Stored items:
* START *
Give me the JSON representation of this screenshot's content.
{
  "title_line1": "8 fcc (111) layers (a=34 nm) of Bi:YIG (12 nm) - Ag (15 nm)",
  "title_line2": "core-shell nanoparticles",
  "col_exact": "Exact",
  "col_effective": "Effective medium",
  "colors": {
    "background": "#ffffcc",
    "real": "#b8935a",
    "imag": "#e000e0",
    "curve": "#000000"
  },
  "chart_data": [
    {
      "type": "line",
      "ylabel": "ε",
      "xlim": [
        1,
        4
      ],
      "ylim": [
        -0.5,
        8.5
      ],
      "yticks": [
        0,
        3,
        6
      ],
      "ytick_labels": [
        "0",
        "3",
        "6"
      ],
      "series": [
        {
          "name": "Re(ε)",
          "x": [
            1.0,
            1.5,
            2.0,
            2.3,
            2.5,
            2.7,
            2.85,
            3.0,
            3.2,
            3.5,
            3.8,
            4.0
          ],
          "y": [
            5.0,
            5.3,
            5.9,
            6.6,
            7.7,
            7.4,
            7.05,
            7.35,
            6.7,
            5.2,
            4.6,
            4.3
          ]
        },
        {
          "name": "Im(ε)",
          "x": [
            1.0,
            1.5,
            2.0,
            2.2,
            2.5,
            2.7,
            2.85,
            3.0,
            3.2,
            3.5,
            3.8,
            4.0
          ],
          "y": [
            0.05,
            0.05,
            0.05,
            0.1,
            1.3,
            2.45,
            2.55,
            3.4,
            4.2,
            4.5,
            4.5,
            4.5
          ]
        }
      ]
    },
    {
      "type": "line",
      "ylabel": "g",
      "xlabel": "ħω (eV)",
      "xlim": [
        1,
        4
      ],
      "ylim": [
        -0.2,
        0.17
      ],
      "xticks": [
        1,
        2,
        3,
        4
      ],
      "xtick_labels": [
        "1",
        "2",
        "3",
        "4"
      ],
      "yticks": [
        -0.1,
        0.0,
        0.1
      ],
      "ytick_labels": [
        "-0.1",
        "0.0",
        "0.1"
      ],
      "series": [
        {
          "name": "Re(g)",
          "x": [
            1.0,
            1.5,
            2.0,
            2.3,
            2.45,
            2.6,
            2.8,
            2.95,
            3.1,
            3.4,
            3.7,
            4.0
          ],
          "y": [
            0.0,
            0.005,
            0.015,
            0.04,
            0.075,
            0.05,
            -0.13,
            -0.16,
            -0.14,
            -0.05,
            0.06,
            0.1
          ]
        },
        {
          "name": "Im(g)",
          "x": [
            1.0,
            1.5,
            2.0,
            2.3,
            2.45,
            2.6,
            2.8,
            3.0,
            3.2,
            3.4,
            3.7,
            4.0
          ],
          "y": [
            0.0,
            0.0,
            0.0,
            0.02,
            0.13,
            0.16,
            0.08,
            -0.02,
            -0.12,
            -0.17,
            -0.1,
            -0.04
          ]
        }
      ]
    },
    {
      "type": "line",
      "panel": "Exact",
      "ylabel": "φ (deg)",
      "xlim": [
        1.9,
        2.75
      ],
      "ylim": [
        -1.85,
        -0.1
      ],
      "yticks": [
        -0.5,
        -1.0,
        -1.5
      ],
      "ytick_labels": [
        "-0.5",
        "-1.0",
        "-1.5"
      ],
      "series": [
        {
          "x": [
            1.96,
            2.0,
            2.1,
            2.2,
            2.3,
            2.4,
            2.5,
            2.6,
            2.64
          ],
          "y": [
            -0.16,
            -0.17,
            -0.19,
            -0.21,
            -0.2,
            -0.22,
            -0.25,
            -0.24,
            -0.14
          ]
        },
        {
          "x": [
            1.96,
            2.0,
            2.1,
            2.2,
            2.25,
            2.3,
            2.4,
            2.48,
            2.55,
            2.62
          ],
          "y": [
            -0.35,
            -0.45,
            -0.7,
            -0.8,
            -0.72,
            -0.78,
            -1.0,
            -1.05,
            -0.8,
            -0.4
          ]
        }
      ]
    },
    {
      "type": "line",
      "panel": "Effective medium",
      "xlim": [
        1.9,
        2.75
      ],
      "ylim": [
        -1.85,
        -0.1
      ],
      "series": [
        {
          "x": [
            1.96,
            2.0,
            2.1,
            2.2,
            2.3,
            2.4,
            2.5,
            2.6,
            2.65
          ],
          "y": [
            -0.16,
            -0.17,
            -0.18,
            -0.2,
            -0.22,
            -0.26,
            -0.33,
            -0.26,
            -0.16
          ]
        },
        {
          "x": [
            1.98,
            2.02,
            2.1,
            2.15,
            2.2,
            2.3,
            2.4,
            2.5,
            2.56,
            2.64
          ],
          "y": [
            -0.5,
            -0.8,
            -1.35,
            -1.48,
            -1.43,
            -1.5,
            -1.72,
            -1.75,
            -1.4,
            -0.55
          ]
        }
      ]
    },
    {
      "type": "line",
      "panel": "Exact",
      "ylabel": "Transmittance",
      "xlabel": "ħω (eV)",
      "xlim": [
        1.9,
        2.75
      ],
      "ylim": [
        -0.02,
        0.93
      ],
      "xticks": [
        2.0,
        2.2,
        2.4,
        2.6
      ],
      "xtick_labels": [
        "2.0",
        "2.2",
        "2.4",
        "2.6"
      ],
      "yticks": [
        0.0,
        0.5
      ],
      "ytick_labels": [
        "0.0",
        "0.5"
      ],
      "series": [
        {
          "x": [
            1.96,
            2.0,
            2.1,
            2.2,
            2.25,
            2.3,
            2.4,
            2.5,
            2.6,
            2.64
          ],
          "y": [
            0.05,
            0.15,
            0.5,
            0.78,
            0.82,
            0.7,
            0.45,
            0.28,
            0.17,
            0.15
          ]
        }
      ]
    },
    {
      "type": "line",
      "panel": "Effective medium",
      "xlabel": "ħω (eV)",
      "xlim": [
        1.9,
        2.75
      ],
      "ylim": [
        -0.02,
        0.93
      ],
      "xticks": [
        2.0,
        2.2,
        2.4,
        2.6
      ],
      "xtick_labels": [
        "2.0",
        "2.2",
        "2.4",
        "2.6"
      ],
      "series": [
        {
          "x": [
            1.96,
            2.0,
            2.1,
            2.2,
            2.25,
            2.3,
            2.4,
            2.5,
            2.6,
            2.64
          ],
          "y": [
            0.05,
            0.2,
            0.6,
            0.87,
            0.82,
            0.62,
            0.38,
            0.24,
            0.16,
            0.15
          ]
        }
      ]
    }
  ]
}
* END *
Goal:
Copy out each record exactly as given, omitting none.

Exercise response:
Give me the JSON representation of this screenshot's content.
{
  "title_line1": "8 fcc (111) layers (a=34 nm) of Bi:YIG (12 nm) - Ag (15 nm)",
  "title_line2": "core-shell nanoparticles",
  "col_exact": "Exact",
  "col_effective": "Effective medium",
  "colors": {
    "background": "#ffffcc",
    "real": "#b8935a",
    "imag": "#e000e0",
    "curve": "#000000"
  },
  "chart_data": [
    {
      "type": "line",
      "ylabel": "ε",
      "xlim": [
        1,
        4
      ],
      "ylim": [
        -0.5,
        8.5
      ],
      "yticks": [
        0,
        3,
        6
      ],
      "ytick_labels": [
        "0",
        "3",
        "6"
      ],
      "series": [
        {
          "name": "Re(ε)",
          "x": [
            1.0,
            1.5,
            2.0,
            2.3,
            2.5,
            2.7,
            2.85,
            3.0,
            3.2,
            3.5,
            3.8,
            4.0
          ],
          "y": [
            5.0,
            5.3,
            5.9,
            6.6,
            7.7,
            7.4,
            7.05,
            7.35,
            6.7,
            5.2,
            4.6,
            4.3
          ]
        },
        {
          "name": "Im(ε)",
          "x": [
            1.0,
            1.5,
            2.0,
            2.2,
            2.5,
            2.7,
            2.85,
            3.0,
            3.2,
            3.5,
            3.8,
            4.0
          ],
          "y": [
            0.05,
            0.05,
            0.05,
            0.1,
            1.3,
            2.45,
            2.55,
            3.4,
            4.2,
            4.5,
            4.5,
            4.5
          ]
        }
      ]
    },
    {
      "type": "line",
      "ylabel": "g",
      "xlabel": "ħω (eV)",
      "xlim": [
        1,
        4
      ],
      "ylim": [
        -0.2,
        0.17
      ],
      "xticks": [
        1,
        2,
        3,
        4
      ],
      "xtick_labels": [
        "1",
        "2",
        "3",
        "4"
      ],
      "yticks": [
        -0.1,
        0.0,
        0.1
      ],
      "ytick_labels": [
        "-0.1",
        "0.0",
        "0.1"
      ],
      "series": [
        {
          "name": "Re(g)",
          "x": [
            1.0,
            1.5,
            2.0,
            2.3,
            2.45,
            2.6,
            2.8,
            2.95,
            3.1,
            3.4,
            3.7,
            4.0
          ],
          "y": [
            0.0,
            0.005,
            0.015,
            0.04,
            0.075,
            0.05,
            -0.13,
            -0.16,
            -0.14,
            -0.05,
            0.06,
            0.1
          ]
        },
        {
          "name": "Im(g)",
          "x": [
            1.0,
            1.5,
            2.0,
            2.3,
            2.45,
            2.6,
            2.8,
            3.0,
            3.2,
            3.4,
            3.7,
            4.0
          ],
          "y": [
            0.0,
            0.0,
            0.0,
            0.02,
            0.13,
            0.16,
            0.08,
            -0.02,
            -0.12,
            -0.17,
            -0.1,
            -0.04
          ]
        }
      ]
    },
    {
      "type": "line",
      "panel": "Exact",
      "ylabel": "φ (deg)",
      "xlim": [
        1.9,
        2.75
      ],
      "ylim": [
        -1.85,
        -0.1
      ],
      "yticks": [
        -0.5,
        -1.0,
        -1.5
      ],
      "ytick_labels": [
        "-0.5",
        "-1.0",
        "-1.5"
      ],
      "series": [
        {
          "x": [
            1.96,
            2.0,
            2.1,
            2.2,
            2.3,
            2.4,
            2.5,
            2.6,
            2.64
          ],
          "y": [
            -0.16,
            -0.17,
            -0.19,
            -0.21,
            -0.2,
            -0.22,
            -0.25,
            -0.24,
            -0.14
          ]
        },
        {
          "x": [
            1.96,
            2.0,
            2.1,
            2.2,
            2.25,
            2.3,
            2.4,
            2.48,
            2.55,
            2.62
          ],
          "y": [
            -0.35,
            -0.45,
            -0.7,
            -0.8,
            -0.72,
            -0.78,
            -1.0,
            -1.05,
            -0.8,
            -0.4
          ]
        }
      ]
    },
    {
      "type": "line",
      "panel": "Effective medium",
      "xlim": [
        1.9,
        2.75
      ],
      "ylim": [
        -1.85,
        -0.1
      ],
      "series": [
        {
          "x": [
            1.96,
            2.0,
            2.1,
            2.2,
            2.3,
            2.4,
            2.5,
            2.6,
            2.65
          ],
          "y": [
            -0.16,
            -0.17,
            -0.18,
            -0.2,
            -0.22,
            -0.26,
            -0.33,
            -0.26,
            -0.16
          ]
        },
        {
          "x": [
            1.98,
            2.02,
            2.1,
            2.15,
            2.2,
            2.3,
            2.4,
            2.5,
            2.56,
            2.64
          ],
          "y": [
            -0.5,
            -0.8,
            -1.35,
            -1.48,
            -1.43,
            -1.5,
            -1.72,
            -1.75,
            -1.4,
            -0.55
          ]
        }
      ]
    },
    {
      "type": "line",
      "panel": "Exact",
      "ylabel": "Transmittance",
      "xlabel": "ħω (eV)",
      "xlim": [
        1.9,
        2.75
      ],
      "ylim": [
        -0.02,
        0.93
      ],
      "xticks": [
        2.0,
        2.2,
        2.4,
        2.6
      ],
      "xtick_labels": [
        "2.0",
        "2.2",
        "2.4",
        "2.6"
      ],
      "yticks": [
        0.0,
        0.5
      ],
      "ytick_labels": [
        "0.0",
        "0.5"
      ],
      "series": [
        {
          "x": [
            1.96,
            2.0,
            2.1,
            2.2,
            2.25,
            2.3,
            2.4,
            2.5,
            2.6,
            2.64
          ],
          "y": [
            0.05,
            0.15,
            0.5,
            0.78,
            0.82,
            0.7,
            0.45,
            0.28,
            0.17,
            0.15
          ]
        }
      ]
    },
    {
      "type": "line",
      "panel": "Effective medium",
      "xlabel": "ħω (eV)",
      "xlim": [
        1.9,
        2.75
      ],
      "ylim": [
        -0.02,
        0.93
      ],
      "xticks": [
        2.0,
        2.2,
        2.4,
        2.6
      ],
      "xtick_labels": [
        "2.0",
        "2.2",
        "2.4",
        "2.6"
      ],
      "series": [
        {
          "x": [
            1.96,
            2.0,
            2.1,
            2.2,
            2.25,
            2.3,
            2.4,
            2.5,
            2.6,
            2.64
          ],
          "y": [
            0.05,
            0.2,
            0.6,
            0.87,
            0.82,
            0.62,
            0.38,
            0.24,
            0.16,
            0.15
          ]
        }
      ]
    }
  ]
}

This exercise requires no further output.